§ **TO DO**
Which lines of the records contain "shaded"? Collect every one of them.

Data items:
_ _ _ _ _ _ _

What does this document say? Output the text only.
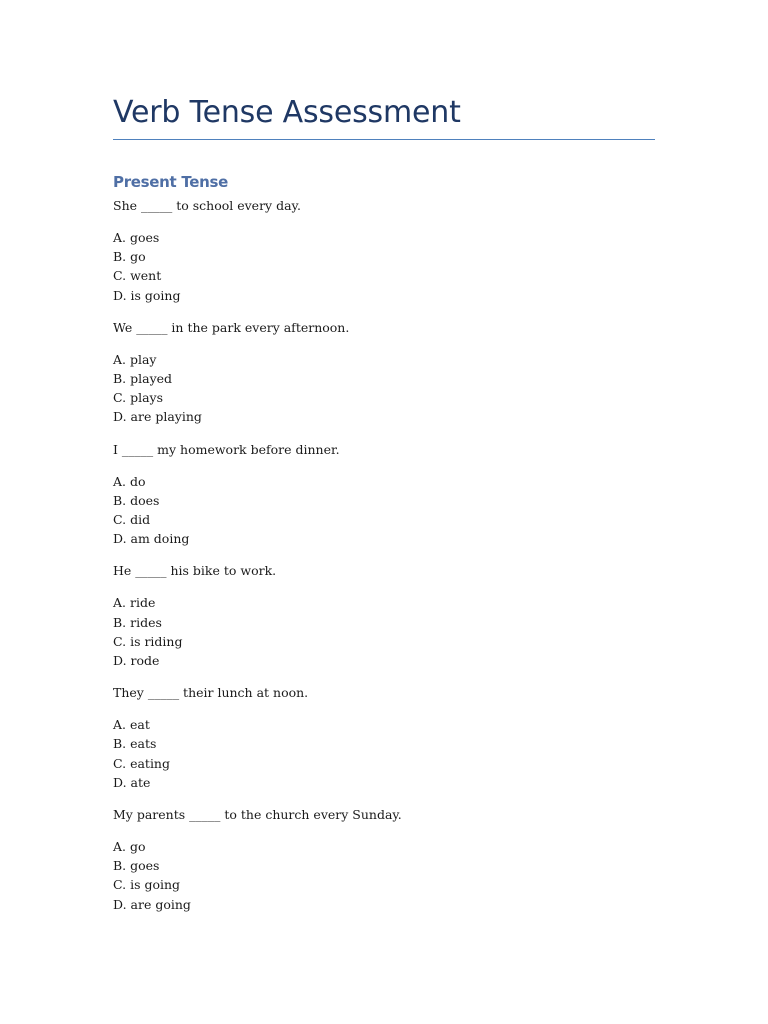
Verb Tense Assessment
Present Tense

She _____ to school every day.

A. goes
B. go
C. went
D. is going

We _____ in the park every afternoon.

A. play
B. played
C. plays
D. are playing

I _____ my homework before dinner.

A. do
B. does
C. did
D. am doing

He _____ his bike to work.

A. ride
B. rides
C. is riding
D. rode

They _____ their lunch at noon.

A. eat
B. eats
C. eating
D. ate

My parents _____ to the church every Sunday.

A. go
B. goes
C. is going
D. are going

_ _ _ _ _ _ _

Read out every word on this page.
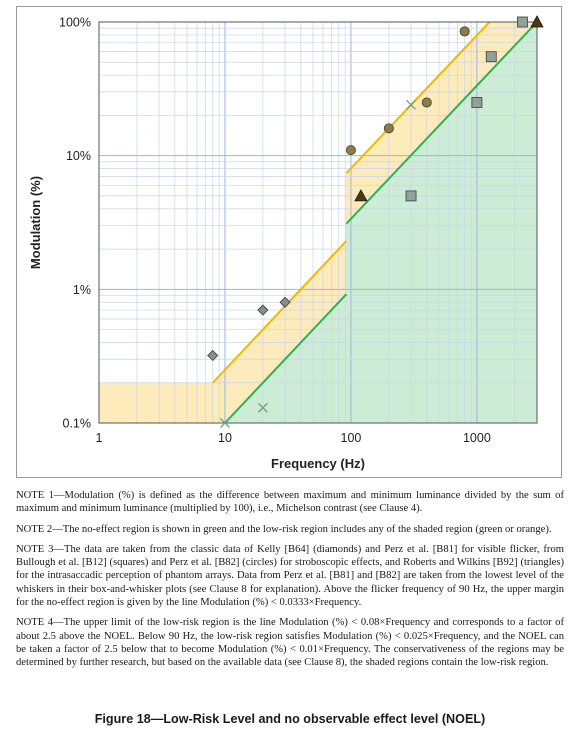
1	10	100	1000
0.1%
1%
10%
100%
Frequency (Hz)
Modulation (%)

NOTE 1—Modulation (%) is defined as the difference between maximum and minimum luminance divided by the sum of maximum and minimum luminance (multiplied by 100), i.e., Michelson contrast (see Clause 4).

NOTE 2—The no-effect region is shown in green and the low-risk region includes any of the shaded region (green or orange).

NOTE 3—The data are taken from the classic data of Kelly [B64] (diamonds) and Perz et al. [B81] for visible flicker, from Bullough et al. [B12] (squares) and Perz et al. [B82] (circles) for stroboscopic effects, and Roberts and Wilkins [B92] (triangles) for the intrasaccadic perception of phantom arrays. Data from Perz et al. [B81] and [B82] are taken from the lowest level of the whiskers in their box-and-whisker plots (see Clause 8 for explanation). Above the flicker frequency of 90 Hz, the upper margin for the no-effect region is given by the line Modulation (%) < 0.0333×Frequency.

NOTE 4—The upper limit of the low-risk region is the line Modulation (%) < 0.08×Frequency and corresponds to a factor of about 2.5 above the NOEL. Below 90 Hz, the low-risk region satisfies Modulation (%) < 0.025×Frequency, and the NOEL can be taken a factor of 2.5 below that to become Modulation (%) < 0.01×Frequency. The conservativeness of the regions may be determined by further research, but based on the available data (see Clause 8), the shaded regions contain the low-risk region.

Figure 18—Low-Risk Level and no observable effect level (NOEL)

_ _ _ _ _ _ _

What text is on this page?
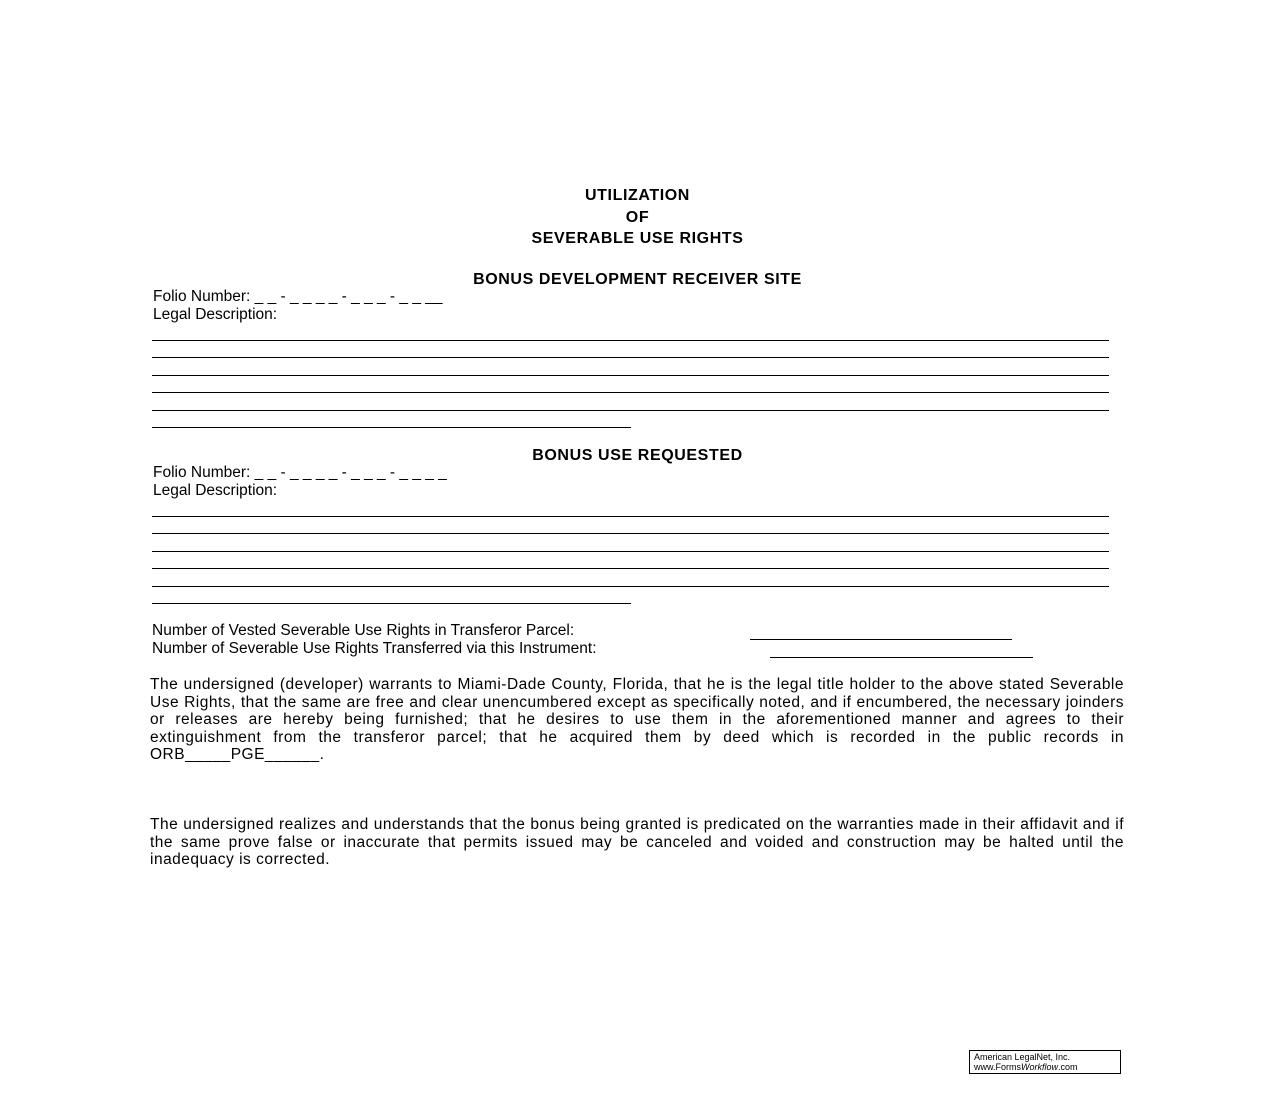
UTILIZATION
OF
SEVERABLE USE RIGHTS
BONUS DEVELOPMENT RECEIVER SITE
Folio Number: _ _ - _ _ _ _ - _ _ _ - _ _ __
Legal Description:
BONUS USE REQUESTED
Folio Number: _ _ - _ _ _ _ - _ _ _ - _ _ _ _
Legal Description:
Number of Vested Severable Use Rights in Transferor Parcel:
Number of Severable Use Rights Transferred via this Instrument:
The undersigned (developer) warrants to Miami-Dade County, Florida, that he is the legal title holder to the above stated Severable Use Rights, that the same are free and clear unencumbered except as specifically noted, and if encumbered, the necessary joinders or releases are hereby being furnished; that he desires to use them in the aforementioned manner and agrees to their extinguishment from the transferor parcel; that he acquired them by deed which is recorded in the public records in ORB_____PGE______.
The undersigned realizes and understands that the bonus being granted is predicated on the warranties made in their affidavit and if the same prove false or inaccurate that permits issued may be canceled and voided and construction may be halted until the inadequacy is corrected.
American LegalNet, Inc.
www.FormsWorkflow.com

_ _ _ _ _ _ _

§ **SOLUTION TO THIS PROBLEM**
NOTE 2—The no-effect region is shown in green and the low-risk region includes any of the shaded region (green or orange).
NOTE 4—The upper limit of the low-risk region is the line Modulation (%) < 0.08×Frequency and corresponds to a factor of about 2.5 above the NOEL. Below 90 Hz, the low-risk region satisfies Modulation (%) < 0.025×Frequency, and the NOEL can be taken a factor of 2.5 below that to become Modulation (%) < 0.01×Frequency. The conservativeness of the regions may be determined by further research, but based on the available data (see Clause 8), the shaded regions contain the low-risk region.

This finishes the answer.